- _課題_
日米関税合意の記事のうち、「日米関税合意の着実な実施を強調 木原官房長官が記者会見で表明」を含む語句で始まり「上げると明らかにしています。」で終わる部分を、一字も変えずに書き写してください。

- _文書の抜粋_

日米関税合意の着実な実施を強調 木原官房長官が記者会見で表明
トランプ米大統領が15%の代替関税導入方針を示したことを受け、木原稔官房長官は24日午前の記者会見で、「米政府の関連動向に高い関心を持ち、注視していく」と述べました。その上で、昨年7月に交わした日米関税合意について、「わが国として合意を引き続き着実に実施していく考えだ」と強調しました。
米連邦最高裁の違法判決とトランプ氏の対応
米政府の関税をめぐっては、米連邦最高裁が20日、トランプ氏の看板政策である「相互関税」などについて違法との判決を下しました。これを受けてトランプ氏は同日、別の法的根拠に基づき10%の代替関税を導入すると表明しましたが、21日にはさらに税率を15%に引き上げると明らかにしています。
日米関税合意の詳細と進捗状況
日米両政府は昨年7月、以下の内容で合意に至りました:
- 米国が自動車関税と相互関税をそれぞれ15%に引き下げる
- 日本が米国に対し、5500億ドル(約85兆円)の投資を行う
両政府は今月18日に第1弾のプロジェクトとして、以下の3件を発表しています:
- 人工ダイヤモンドの製造
- 米国産原油の輸出インフラ整備
- ガス火力発電所の建設
木原官房長官は、これらのプロジェクトを含む合意内容を着実に推進していく姿勢を示しました。米国側の政策変更が続く中、日本政府は慎重に対応しながらも、既存の合意に基づく協力関係を維持する方針を明確にしています。

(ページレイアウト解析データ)

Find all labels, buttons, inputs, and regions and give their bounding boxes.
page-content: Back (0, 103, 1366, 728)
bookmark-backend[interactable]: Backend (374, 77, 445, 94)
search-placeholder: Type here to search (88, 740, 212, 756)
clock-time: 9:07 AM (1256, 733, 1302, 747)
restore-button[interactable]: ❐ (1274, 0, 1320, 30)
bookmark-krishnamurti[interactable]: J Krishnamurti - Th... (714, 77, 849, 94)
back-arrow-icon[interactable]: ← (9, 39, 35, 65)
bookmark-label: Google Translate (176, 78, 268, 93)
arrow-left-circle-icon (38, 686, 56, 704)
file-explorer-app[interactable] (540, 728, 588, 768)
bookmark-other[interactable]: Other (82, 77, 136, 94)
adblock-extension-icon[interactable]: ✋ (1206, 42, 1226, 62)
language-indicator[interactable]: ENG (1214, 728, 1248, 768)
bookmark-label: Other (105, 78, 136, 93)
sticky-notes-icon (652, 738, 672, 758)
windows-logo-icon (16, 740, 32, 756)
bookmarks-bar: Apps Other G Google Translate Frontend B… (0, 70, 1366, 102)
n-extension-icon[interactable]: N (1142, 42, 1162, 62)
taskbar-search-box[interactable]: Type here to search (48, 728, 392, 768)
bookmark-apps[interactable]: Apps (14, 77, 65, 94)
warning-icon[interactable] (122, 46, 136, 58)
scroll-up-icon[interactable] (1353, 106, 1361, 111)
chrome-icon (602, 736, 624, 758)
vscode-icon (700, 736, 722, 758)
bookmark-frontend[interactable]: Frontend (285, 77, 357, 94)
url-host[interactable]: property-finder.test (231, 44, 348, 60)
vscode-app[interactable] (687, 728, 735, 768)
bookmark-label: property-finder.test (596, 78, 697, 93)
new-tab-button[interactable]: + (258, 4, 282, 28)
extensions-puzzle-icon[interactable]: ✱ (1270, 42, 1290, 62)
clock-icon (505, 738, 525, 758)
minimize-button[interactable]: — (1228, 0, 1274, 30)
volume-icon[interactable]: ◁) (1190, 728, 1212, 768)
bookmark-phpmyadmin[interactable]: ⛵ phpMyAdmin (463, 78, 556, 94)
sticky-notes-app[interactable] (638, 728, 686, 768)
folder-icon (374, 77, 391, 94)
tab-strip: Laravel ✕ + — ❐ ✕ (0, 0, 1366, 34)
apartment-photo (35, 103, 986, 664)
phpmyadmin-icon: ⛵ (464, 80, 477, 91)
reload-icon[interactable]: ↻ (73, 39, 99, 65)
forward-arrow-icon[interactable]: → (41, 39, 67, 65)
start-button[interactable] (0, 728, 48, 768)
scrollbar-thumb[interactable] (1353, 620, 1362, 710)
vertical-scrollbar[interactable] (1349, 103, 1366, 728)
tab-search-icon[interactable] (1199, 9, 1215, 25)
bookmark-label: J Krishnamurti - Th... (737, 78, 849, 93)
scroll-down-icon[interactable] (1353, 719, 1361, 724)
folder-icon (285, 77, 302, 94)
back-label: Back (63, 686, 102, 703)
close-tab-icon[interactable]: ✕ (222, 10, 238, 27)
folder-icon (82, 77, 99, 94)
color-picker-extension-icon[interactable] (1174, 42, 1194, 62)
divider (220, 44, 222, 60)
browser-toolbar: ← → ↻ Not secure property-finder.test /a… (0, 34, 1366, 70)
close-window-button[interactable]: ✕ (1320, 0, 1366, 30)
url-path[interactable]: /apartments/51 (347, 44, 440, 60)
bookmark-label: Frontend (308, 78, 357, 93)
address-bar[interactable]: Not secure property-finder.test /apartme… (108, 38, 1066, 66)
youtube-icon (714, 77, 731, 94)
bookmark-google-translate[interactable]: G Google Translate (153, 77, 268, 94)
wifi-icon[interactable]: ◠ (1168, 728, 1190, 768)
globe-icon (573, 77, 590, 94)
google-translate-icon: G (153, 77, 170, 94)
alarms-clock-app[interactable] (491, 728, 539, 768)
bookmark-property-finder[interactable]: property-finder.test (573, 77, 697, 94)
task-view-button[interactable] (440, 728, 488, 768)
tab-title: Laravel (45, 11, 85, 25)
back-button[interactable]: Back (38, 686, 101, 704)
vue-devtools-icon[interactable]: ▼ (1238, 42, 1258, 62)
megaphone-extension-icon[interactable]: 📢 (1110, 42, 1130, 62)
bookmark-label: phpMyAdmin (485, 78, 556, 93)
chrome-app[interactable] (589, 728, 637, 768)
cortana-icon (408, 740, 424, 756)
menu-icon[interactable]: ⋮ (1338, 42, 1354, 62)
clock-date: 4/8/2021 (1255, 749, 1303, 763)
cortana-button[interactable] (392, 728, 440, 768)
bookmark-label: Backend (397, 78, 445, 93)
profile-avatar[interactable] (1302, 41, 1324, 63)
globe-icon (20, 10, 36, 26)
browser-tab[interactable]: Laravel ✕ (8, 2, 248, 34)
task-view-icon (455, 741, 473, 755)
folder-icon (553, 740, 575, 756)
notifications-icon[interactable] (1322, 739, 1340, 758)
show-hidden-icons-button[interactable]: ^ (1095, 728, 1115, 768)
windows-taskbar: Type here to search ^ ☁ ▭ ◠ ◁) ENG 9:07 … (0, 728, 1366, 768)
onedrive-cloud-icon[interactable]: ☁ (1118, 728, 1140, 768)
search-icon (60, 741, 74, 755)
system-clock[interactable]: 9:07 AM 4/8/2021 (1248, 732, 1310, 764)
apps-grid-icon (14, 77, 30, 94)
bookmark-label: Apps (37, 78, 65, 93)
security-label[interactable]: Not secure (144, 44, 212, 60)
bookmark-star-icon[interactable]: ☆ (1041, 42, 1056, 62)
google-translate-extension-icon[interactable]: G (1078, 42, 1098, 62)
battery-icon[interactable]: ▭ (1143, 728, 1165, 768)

- _結果は以下_
日米関税合意の着実な実施を強調 木原官房長官が記者会見で表明
トランプ米大統領が15%の代替関税導入方針を示したことを受け、木原稔官房長官は24日午前の記者会見で、「米政府の関連動向に高い関心を持ち、注視していく」と述べました。その上で、昨年7月に交わした日米関税合意について、「わが国として合意を引き続き着実に実施していく考えだ」と強調しました。
米連邦最高裁の違法判決とトランプ氏の対応
米政府の関税をめぐっては、米連邦最高裁が20日、トランプ氏の看板政策である「相互関税」などについて違法との判決を下しました。これを受けてトランプ氏は同日、別の法的根拠に基づき10%の代替関税を導入すると表明しましたが、21日にはさらに税率を15%に引き上げると明らかにしています。